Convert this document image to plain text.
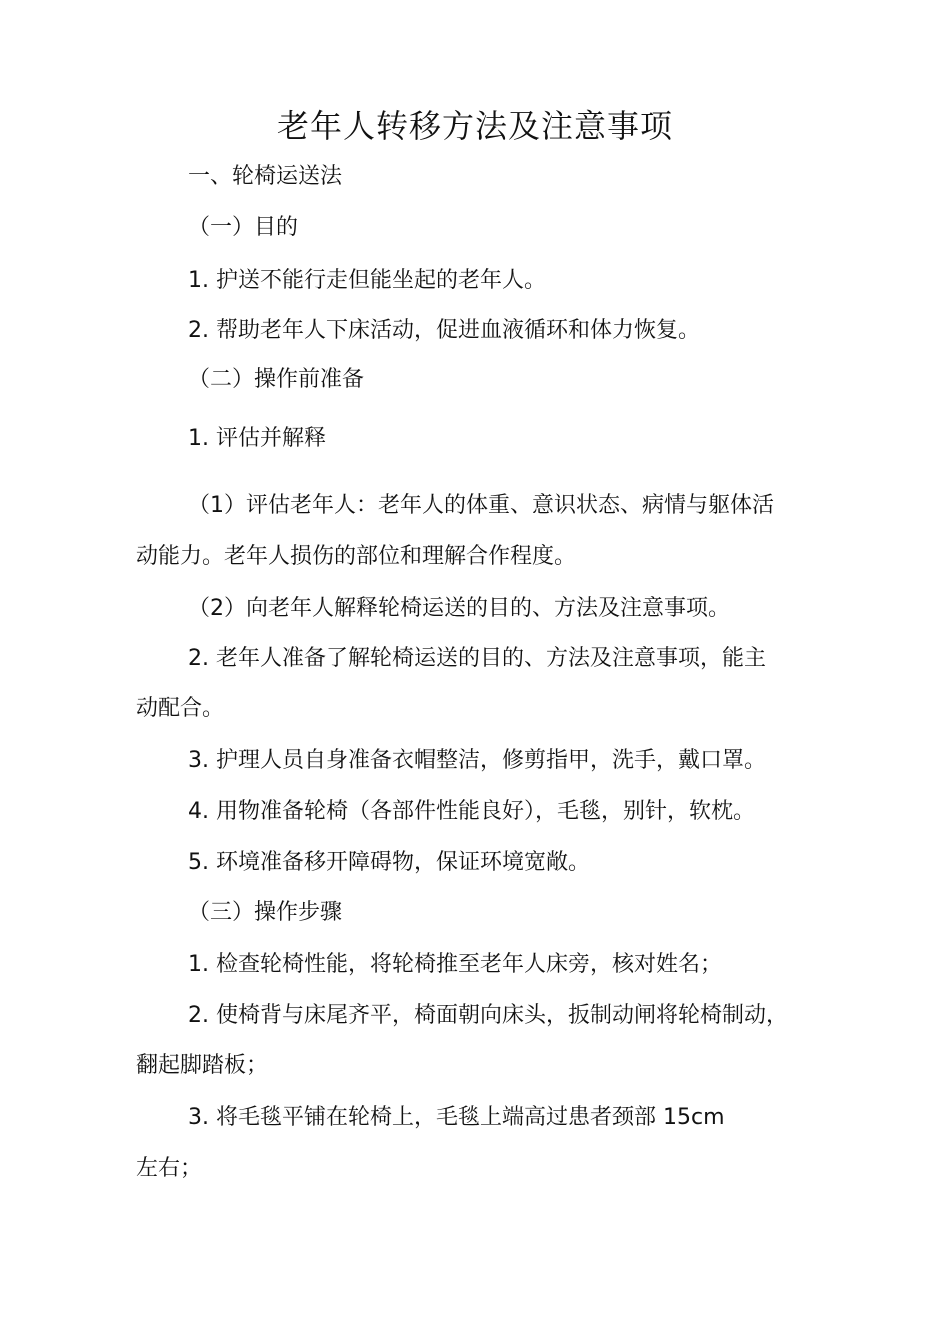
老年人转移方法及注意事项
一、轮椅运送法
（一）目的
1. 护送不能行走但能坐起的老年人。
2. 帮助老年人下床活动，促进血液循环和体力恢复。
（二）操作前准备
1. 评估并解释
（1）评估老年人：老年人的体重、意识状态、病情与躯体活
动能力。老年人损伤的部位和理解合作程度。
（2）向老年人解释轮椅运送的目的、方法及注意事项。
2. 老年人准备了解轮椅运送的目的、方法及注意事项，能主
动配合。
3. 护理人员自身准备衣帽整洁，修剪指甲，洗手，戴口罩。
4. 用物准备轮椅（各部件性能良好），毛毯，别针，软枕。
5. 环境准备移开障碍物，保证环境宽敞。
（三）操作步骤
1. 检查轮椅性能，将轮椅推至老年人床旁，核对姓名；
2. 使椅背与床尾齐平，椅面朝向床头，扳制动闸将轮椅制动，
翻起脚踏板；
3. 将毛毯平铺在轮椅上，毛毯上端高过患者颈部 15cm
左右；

» **Work to be completed**
Quote the entries above word for word. Leave the images out.

» **The response**
Convert this document image to plain text.
老年人转移方法及注意事项
一、轮椅运送法
（一）目的
1. 护送不能行走但能坐起的老年人。
2. 帮助老年人下床活动，促进血液循环和体力恢复。
（二）操作前准备
1. 评估并解释
（1）评估老年人：老年人的体重、意识状态、病情与躯体活
动能力。老年人损伤的部位和理解合作程度。
（2）向老年人解释轮椅运送的目的、方法及注意事项。
2. 老年人准备了解轮椅运送的目的、方法及注意事项，能主
动配合。
3. 护理人员自身准备衣帽整洁，修剪指甲，洗手，戴口罩。
4. 用物准备轮椅（各部件性能良好），毛毯，别针，软枕。
5. 环境准备移开障碍物，保证环境宽敞。
（三）操作步骤
1. 检查轮椅性能，将轮椅推至老年人床旁，核对姓名；
2. 使椅背与床尾齐平，椅面朝向床头，扳制动闸将轮椅制动，
翻起脚踏板；
3. 将毛毯平铺在轮椅上，毛毯上端高过患者颈部 15cm
左右；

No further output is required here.